_TASK INSTRUCTIONS_
Transcribe each of the records below exactly, excluding all pictures.

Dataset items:
==============================
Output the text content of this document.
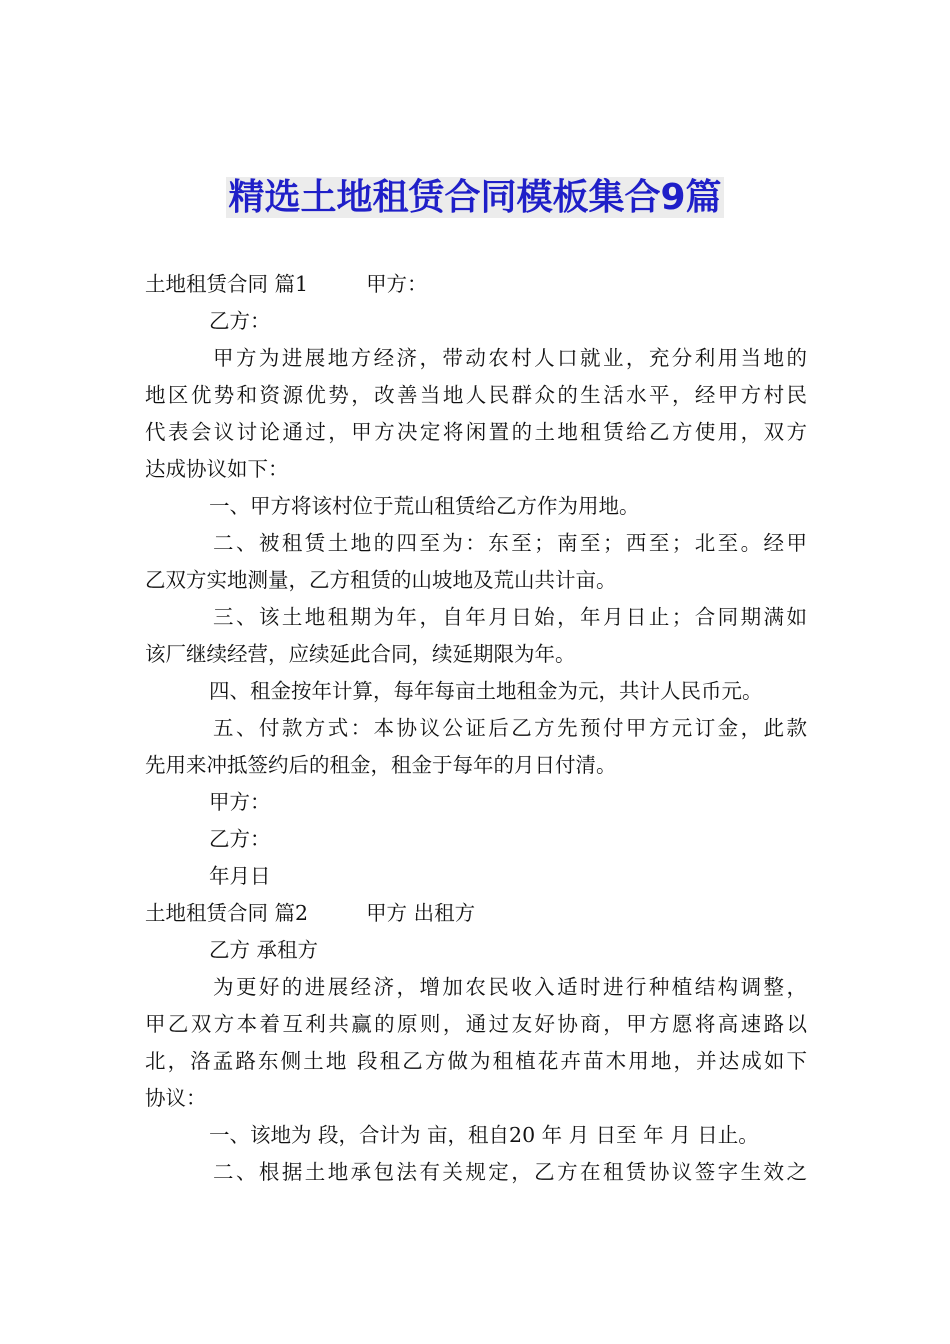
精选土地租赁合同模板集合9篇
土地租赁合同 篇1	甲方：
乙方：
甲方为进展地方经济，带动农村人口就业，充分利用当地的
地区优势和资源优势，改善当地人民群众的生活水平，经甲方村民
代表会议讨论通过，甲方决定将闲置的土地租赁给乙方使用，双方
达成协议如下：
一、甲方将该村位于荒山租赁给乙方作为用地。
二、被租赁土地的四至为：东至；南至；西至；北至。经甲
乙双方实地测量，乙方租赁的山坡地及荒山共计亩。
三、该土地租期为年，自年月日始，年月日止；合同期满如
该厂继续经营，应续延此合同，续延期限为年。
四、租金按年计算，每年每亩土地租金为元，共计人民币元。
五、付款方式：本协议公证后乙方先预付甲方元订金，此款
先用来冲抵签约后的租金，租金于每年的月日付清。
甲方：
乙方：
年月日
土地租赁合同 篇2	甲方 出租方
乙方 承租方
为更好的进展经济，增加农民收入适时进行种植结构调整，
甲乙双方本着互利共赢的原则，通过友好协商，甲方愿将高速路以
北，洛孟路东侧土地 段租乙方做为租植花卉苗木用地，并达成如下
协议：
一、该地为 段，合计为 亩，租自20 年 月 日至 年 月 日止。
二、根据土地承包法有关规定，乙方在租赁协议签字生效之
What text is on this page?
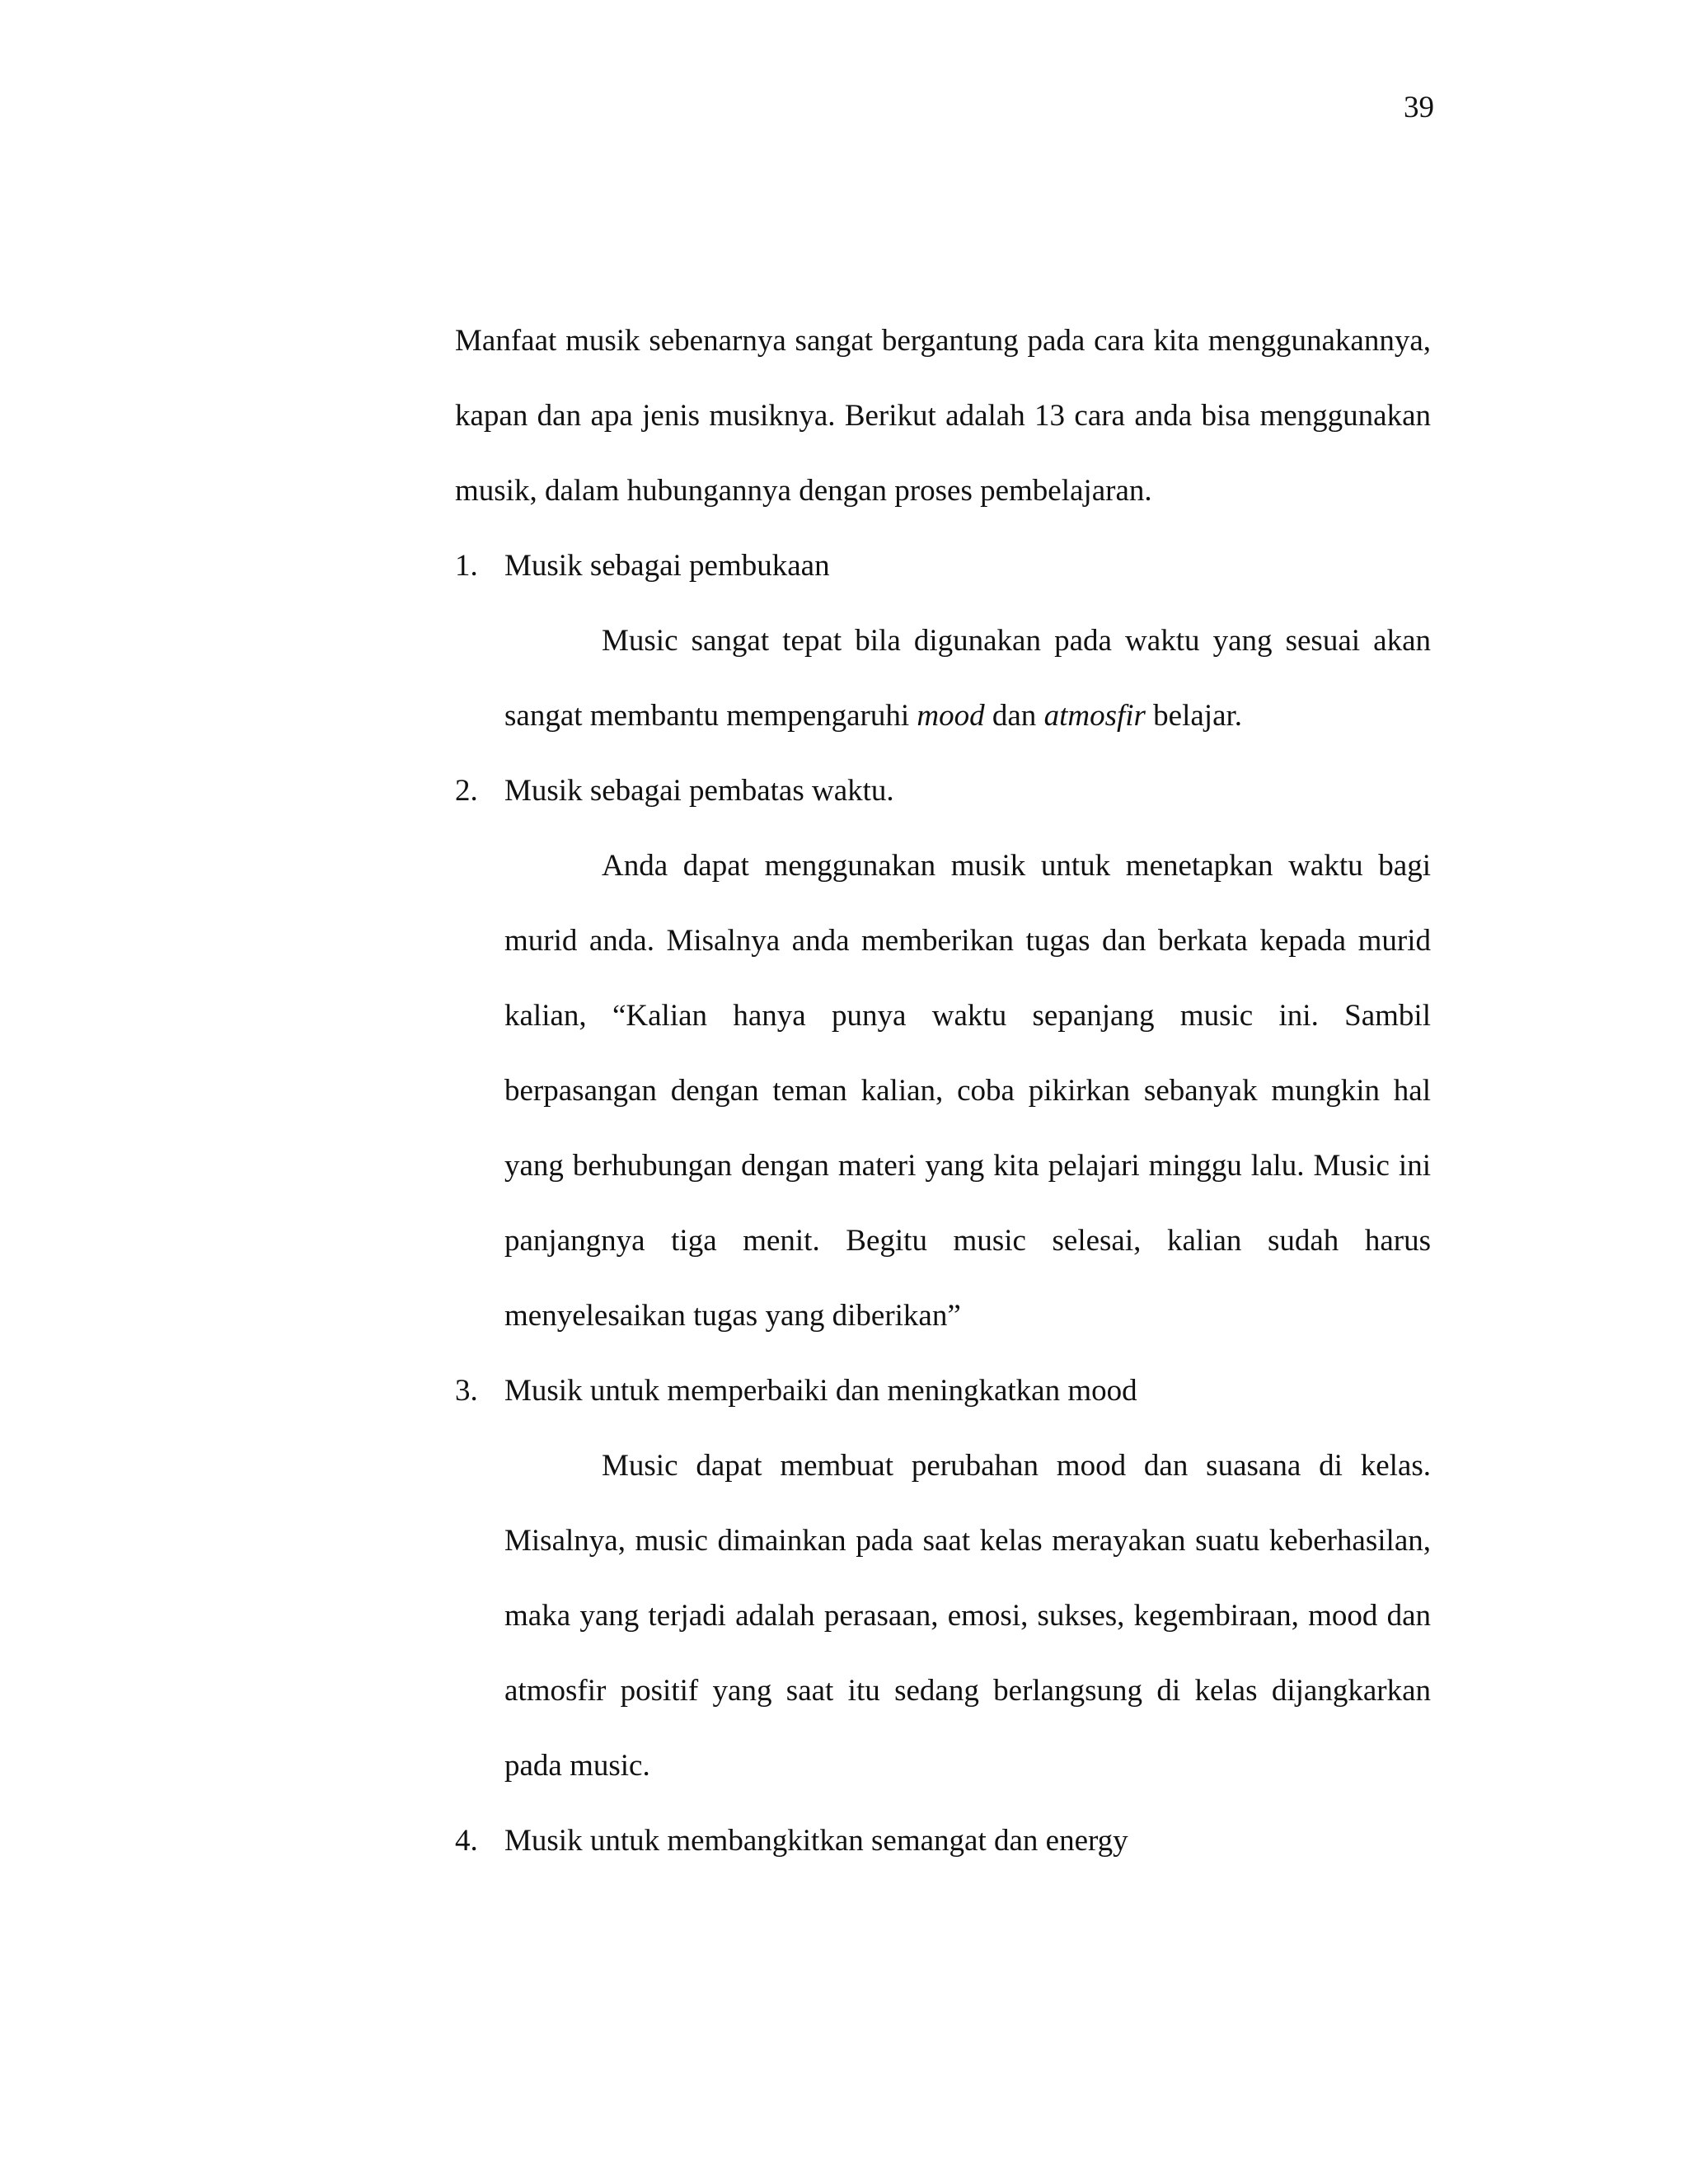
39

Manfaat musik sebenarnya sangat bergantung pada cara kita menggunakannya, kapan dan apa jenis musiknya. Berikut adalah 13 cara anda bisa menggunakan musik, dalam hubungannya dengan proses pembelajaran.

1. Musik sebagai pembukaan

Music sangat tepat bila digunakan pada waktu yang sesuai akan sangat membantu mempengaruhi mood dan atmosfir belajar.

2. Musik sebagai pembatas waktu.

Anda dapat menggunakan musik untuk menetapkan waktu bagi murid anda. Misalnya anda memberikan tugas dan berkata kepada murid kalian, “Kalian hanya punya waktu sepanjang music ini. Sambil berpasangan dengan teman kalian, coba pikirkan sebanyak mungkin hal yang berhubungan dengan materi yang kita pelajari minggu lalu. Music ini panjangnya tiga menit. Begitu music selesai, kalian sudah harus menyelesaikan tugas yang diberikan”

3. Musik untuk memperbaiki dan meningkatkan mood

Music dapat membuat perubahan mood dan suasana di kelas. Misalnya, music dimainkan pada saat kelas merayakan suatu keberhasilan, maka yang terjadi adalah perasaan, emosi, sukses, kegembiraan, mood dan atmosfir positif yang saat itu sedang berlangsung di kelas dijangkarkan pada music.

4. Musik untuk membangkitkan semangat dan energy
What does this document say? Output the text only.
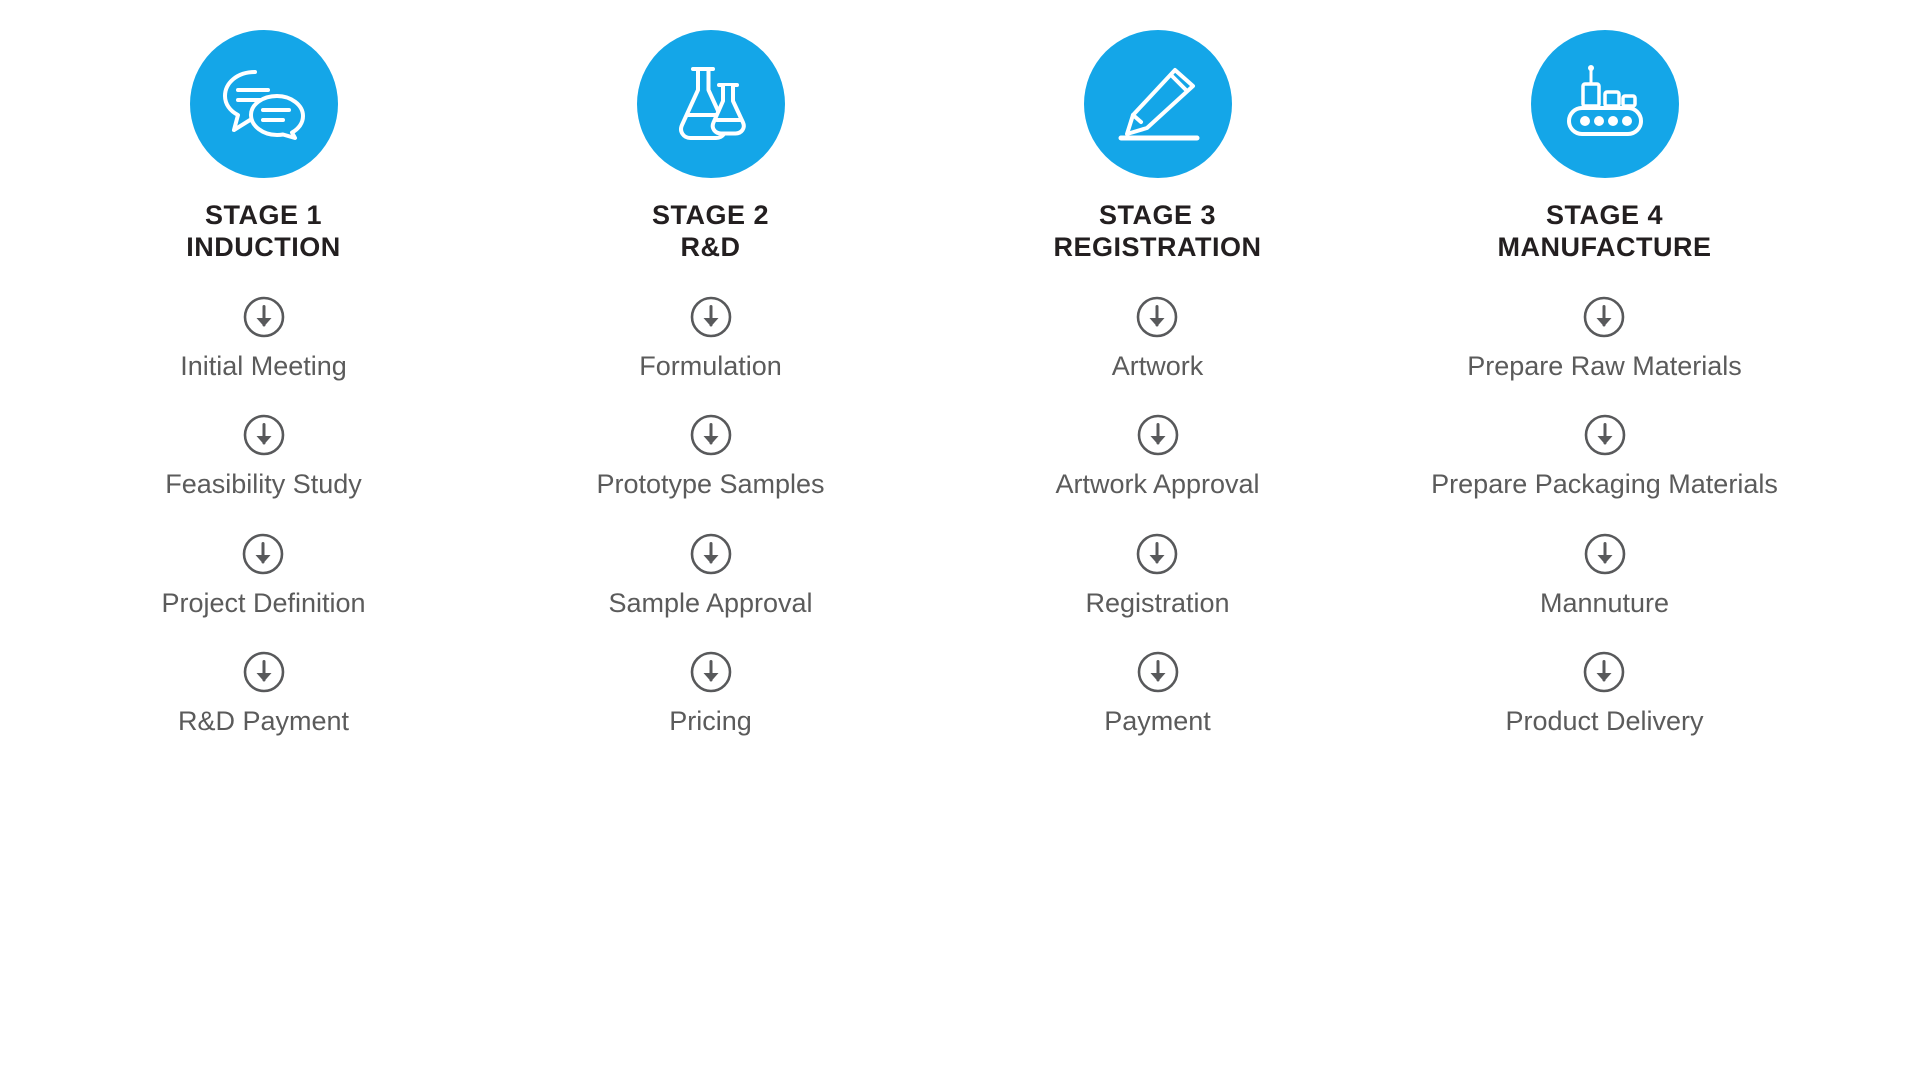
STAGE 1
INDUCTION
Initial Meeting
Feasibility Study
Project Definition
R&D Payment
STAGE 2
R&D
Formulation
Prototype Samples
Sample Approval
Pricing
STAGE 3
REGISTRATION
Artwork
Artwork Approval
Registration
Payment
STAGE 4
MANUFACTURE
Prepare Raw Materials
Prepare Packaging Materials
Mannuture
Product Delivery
==============================
_PROBLEM SOLUTION_
Output the text content of this document.
精选土地租赁合同模板集合9篇
土地租赁合同 篇1	甲方：
乙方：
甲方为进展地方经济，带动农村人口就业，充分利用当地的
地区优势和资源优势，改善当地人民群众的生活水平，经甲方村民
代表会议讨论通过，甲方决定将闲置的土地租赁给乙方使用，双方
达成协议如下：
一、甲方将该村位于荒山租赁给乙方作为用地。
二、被租赁土地的四至为：东至；南至；西至；北至。经甲
乙双方实地测量，乙方租赁的山坡地及荒山共计亩。
三、该土地租期为年，自年月日始，年月日止；合同期满如
该厂继续经营，应续延此合同，续延期限为年。
四、租金按年计算，每年每亩土地租金为元，共计人民币元。
五、付款方式：本协议公证后乙方先预付甲方元订金，此款
先用来冲抵签约后的租金，租金于每年的月日付清。
甲方：
乙方：
年月日
土地租赁合同 篇2	甲方 出租方
乙方 承租方
为更好的进展经济，增加农民收入适时进行种植结构调整，
甲乙双方本着互利共赢的原则，通过友好协商，甲方愿将高速路以
北，洛孟路东侧土地 段租乙方做为租植花卉苗木用地，并达成如下
协议：
一、该地为 段，合计为 亩，租自20 年 月 日至 年 月 日止。
二、根据土地承包法有关规定，乙方在租赁协议签字生效之
What text is on this page?
39

Manfaat musik sebenarnya sangat bergantung pada cara kita menggunakannya, kapan dan apa jenis musiknya. Berikut adalah 13 cara anda bisa menggunakan musik, dalam hubungannya dengan proses pembelajaran.

1. Musik sebagai pembukaan

Music sangat tepat bila digunakan pada waktu yang sesuai akan sangat membantu mempengaruhi mood dan atmosfir belajar.

2. Musik sebagai pembatas waktu.

Anda dapat menggunakan musik untuk menetapkan waktu bagi murid anda. Misalnya anda memberikan tugas dan berkata kepada murid kalian, “Kalian hanya punya waktu sepanjang music ini. Sambil berpasangan dengan teman kalian, coba pikirkan sebanyak mungkin hal yang berhubungan dengan materi yang kita pelajari minggu lalu. Music ini panjangnya tiga menit. Begitu music selesai, kalian sudah harus menyelesaikan tugas yang diberikan”

3. Musik untuk memperbaiki dan meningkatkan mood

Music dapat membuat perubahan mood dan suasana di kelas. Misalnya, music dimainkan pada saat kelas merayakan suatu keberhasilan, maka yang terjadi adalah perasaan, emosi, sukses, kegembiraan, mood dan atmosfir positif yang saat itu sedang berlangsung di kelas dijangkarkan pada music.

4. Musik untuk membangkitkan semangat dan energy
What does this document say? Output the text only.
STAGE 1
INDUCTION
Initial Meeting
Feasibility Study
Project Definition
R&D Payment
STAGE 2
R&D
Formulation
Prototype Samples
Sample Approval
Pricing
STAGE 3
REGISTRATION
Artwork
Artwork Approval
Registration
Payment
STAGE 4
MANUFACTURE
Prepare Raw Materials
Prepare Packaging Materials
Mannuture
Product Delivery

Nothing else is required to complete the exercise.